━━ Data provided ━━

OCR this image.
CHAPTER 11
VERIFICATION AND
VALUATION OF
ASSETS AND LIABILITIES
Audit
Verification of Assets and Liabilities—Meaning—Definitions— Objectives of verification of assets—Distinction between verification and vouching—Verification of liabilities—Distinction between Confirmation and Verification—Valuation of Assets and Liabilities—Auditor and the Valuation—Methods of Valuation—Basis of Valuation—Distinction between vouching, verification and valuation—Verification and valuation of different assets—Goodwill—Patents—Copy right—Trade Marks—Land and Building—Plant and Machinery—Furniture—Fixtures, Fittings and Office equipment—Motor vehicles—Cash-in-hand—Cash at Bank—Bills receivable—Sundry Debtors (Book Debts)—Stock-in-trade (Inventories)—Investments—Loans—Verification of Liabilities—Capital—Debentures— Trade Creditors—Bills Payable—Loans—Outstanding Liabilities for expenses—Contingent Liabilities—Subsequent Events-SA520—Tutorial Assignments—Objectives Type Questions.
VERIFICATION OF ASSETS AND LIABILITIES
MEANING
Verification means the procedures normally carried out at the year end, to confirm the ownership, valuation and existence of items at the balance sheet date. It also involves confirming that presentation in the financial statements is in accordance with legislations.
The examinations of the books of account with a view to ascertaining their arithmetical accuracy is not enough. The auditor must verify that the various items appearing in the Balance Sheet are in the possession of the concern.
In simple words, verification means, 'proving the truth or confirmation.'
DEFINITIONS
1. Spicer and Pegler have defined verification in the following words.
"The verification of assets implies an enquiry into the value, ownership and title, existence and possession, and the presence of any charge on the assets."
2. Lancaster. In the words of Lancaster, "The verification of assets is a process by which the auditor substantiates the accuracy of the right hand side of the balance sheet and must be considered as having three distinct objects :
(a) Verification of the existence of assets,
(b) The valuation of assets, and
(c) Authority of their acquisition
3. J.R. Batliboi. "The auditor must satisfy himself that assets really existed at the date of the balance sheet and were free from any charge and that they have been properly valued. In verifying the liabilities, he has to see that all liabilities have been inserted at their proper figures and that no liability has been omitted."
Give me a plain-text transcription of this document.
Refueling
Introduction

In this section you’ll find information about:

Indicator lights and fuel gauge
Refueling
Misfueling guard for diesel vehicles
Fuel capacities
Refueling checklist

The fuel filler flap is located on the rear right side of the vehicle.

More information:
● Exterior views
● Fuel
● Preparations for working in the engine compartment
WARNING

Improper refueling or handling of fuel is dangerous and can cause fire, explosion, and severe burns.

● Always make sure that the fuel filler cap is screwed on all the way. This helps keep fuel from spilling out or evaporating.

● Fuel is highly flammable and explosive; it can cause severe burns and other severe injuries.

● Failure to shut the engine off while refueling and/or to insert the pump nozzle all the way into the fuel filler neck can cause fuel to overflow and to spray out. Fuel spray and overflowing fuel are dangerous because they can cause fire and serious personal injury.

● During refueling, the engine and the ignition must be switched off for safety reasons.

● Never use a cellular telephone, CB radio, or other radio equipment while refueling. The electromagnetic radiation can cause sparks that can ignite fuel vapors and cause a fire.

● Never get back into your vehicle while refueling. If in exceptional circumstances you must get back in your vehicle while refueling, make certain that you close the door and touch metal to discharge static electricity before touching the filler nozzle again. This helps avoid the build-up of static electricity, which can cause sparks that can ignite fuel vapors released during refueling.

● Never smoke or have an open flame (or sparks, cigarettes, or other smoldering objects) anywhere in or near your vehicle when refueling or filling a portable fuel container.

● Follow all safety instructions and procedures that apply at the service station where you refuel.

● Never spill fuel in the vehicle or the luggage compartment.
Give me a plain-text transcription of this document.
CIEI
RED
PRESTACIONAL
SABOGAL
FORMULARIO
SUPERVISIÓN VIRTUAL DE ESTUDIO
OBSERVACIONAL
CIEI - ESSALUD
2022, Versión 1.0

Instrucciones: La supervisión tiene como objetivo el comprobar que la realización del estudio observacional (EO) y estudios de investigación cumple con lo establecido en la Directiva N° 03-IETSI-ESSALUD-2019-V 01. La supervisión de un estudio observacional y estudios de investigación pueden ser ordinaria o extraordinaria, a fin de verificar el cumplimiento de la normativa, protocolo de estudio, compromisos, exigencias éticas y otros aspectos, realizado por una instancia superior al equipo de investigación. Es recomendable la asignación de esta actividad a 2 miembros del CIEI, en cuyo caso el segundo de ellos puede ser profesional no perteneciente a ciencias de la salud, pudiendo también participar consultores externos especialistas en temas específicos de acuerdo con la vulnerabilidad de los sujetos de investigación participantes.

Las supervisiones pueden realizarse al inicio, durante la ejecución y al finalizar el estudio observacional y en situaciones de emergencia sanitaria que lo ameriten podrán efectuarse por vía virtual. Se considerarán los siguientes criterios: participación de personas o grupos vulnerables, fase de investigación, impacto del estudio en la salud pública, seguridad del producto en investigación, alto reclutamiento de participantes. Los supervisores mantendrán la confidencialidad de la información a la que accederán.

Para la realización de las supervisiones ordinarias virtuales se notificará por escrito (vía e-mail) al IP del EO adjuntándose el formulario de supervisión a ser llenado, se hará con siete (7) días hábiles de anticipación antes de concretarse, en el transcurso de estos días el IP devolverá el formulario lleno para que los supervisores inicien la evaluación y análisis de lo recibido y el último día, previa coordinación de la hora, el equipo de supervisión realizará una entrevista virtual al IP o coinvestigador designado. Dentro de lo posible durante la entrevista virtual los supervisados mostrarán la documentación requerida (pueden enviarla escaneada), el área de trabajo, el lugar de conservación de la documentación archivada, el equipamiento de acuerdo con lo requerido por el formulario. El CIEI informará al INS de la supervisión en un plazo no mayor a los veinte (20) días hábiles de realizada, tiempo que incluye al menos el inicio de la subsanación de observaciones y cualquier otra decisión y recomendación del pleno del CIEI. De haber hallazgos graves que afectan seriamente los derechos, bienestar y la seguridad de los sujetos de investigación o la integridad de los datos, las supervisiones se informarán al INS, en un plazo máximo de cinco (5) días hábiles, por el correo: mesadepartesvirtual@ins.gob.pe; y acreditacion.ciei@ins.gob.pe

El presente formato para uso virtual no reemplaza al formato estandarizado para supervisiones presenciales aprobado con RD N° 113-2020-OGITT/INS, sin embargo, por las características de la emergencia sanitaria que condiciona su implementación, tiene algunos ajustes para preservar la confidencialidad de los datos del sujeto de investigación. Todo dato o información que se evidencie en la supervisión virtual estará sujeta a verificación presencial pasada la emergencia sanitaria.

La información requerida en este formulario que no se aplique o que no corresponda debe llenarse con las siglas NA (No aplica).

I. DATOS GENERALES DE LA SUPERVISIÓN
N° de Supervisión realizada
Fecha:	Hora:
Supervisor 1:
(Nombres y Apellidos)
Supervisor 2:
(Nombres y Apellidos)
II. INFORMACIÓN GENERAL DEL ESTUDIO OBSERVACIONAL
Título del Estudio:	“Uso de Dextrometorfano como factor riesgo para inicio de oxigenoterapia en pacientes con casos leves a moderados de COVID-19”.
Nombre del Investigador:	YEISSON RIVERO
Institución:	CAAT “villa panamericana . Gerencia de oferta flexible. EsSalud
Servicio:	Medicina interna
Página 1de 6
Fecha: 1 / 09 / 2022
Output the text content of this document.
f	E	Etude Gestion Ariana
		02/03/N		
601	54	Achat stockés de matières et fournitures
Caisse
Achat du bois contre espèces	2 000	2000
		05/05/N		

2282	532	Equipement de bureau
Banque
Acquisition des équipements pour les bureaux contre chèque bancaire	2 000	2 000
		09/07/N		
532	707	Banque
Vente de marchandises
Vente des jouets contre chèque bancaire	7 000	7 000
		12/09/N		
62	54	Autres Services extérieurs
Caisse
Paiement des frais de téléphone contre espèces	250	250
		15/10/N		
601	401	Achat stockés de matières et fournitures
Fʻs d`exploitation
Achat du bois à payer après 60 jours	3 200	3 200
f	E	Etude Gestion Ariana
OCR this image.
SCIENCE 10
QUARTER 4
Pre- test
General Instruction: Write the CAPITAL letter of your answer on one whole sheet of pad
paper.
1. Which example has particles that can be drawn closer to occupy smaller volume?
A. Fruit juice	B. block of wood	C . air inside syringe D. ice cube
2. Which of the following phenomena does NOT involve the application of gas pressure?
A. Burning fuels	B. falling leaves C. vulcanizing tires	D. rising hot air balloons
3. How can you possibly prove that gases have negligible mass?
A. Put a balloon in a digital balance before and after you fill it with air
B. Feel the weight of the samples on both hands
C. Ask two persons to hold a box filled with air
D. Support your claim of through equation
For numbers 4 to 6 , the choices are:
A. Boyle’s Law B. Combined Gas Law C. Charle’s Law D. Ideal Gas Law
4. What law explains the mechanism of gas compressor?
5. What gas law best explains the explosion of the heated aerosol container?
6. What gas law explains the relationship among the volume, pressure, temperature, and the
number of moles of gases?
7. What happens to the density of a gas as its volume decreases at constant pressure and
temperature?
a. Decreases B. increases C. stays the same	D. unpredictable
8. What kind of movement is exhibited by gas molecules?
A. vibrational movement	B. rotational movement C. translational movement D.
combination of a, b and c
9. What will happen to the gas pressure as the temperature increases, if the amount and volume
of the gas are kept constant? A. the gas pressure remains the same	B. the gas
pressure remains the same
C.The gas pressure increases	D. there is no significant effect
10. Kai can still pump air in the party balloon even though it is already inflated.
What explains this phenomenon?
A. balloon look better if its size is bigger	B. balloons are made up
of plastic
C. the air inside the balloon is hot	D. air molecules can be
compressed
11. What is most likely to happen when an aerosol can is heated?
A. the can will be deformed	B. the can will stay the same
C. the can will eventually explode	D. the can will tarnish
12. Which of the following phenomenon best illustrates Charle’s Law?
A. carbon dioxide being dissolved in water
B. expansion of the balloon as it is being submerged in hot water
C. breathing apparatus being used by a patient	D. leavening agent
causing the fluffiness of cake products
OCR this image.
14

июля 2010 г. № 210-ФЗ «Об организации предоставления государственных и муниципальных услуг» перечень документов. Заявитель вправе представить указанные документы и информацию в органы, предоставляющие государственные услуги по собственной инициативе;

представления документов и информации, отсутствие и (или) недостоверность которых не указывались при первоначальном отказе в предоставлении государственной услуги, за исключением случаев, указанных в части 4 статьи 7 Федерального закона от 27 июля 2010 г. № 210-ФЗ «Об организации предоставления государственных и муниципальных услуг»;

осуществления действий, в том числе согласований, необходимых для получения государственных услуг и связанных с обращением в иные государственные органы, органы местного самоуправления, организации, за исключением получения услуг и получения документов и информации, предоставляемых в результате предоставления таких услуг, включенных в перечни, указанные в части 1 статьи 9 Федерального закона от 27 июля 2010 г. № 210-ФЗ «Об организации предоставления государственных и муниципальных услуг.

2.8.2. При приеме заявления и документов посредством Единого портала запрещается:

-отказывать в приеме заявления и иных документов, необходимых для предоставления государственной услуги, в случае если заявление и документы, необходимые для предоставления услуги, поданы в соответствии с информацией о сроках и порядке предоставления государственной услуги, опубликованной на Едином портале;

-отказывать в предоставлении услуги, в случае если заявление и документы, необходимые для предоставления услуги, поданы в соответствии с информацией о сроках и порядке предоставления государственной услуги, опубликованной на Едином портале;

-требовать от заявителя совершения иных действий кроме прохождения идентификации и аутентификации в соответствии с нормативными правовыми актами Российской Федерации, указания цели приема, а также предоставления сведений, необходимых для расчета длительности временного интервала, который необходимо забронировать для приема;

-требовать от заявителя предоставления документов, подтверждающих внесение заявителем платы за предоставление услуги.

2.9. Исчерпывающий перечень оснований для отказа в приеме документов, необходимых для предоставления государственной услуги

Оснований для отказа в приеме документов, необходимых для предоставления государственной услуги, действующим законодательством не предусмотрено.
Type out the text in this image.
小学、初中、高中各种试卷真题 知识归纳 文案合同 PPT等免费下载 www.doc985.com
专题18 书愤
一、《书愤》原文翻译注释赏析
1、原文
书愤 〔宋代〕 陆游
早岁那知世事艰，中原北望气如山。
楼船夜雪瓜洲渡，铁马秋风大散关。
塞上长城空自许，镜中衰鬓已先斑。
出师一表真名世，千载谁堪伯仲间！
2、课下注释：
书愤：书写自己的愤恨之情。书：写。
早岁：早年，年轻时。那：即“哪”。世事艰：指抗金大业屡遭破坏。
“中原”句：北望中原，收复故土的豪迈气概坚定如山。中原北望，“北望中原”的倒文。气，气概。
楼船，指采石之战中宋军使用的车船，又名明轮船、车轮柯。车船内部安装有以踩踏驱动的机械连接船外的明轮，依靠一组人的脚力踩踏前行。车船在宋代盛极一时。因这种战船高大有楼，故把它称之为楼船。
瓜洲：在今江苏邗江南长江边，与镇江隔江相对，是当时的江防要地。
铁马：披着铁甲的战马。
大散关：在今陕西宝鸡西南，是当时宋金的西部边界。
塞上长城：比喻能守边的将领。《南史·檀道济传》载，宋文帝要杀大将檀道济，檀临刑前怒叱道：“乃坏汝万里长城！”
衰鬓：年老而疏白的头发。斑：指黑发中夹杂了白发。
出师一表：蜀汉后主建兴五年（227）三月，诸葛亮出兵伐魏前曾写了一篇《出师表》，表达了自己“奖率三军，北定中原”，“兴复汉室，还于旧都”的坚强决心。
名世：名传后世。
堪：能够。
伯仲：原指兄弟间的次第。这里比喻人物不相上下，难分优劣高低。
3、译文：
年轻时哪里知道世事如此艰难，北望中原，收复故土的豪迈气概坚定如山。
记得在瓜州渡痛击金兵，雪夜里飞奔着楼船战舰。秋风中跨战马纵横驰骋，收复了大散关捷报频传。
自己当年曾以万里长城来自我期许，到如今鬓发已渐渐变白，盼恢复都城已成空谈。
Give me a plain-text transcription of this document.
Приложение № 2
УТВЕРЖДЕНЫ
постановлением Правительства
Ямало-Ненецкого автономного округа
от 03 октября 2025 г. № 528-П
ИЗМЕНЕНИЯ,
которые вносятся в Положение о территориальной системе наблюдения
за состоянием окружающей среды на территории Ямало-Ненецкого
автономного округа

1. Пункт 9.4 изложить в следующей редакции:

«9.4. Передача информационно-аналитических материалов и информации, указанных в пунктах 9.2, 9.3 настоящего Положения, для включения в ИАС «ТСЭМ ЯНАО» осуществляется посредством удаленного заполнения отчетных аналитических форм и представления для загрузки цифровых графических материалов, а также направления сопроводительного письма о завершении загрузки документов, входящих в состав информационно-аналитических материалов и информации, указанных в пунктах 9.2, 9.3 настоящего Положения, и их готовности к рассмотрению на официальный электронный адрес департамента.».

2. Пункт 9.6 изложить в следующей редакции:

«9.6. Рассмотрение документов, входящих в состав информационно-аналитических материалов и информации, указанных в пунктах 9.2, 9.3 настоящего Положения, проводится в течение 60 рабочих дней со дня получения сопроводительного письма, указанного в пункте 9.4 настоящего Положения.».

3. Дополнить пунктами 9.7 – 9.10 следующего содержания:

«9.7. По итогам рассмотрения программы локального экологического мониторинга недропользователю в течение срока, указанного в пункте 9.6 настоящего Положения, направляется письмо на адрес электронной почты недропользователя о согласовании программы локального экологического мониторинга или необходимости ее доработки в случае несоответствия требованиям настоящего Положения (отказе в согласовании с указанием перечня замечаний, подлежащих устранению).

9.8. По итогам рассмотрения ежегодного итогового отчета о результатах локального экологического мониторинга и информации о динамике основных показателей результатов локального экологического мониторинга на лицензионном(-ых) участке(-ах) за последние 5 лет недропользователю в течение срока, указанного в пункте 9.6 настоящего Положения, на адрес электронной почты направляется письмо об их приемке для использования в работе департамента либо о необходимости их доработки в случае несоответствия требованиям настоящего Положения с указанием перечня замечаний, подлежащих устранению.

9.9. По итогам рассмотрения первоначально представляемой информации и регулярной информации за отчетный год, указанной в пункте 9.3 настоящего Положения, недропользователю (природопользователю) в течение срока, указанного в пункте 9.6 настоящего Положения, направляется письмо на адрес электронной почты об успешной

━━━

Goal:
Copy out every line in the listing where the word "contre" appears.

Solution to the problem:
Achat du bois contre espèces	2 000	2000
Acquisition des équipements pour les bureaux contre chèque bancaire	2 000	2 000
Vente des jouets contre chèque bancaire	7 000	7 000
Paiement des frais de téléphone contre espèces	250	250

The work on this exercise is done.